━━━ Exercise material

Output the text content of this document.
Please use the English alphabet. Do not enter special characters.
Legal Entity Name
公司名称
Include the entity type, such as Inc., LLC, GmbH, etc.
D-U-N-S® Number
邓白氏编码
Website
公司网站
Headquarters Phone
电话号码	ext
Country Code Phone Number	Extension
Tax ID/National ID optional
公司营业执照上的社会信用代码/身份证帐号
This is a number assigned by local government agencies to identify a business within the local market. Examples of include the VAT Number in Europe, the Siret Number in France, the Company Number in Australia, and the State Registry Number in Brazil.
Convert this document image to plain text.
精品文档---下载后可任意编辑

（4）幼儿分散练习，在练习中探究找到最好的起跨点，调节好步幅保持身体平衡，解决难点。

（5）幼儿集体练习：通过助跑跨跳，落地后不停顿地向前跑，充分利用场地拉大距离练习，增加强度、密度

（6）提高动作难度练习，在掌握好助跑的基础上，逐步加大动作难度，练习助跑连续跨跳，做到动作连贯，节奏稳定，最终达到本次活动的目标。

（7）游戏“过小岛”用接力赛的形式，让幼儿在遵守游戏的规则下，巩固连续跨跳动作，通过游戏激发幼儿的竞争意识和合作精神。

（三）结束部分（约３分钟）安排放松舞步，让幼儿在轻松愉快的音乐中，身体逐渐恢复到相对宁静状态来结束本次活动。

━━━━━━

## Written request
From the entries above, copy every line where the word "Phone" shows up.

## Result for this task
Headquarters Phone
Country Code Phone Number	Extension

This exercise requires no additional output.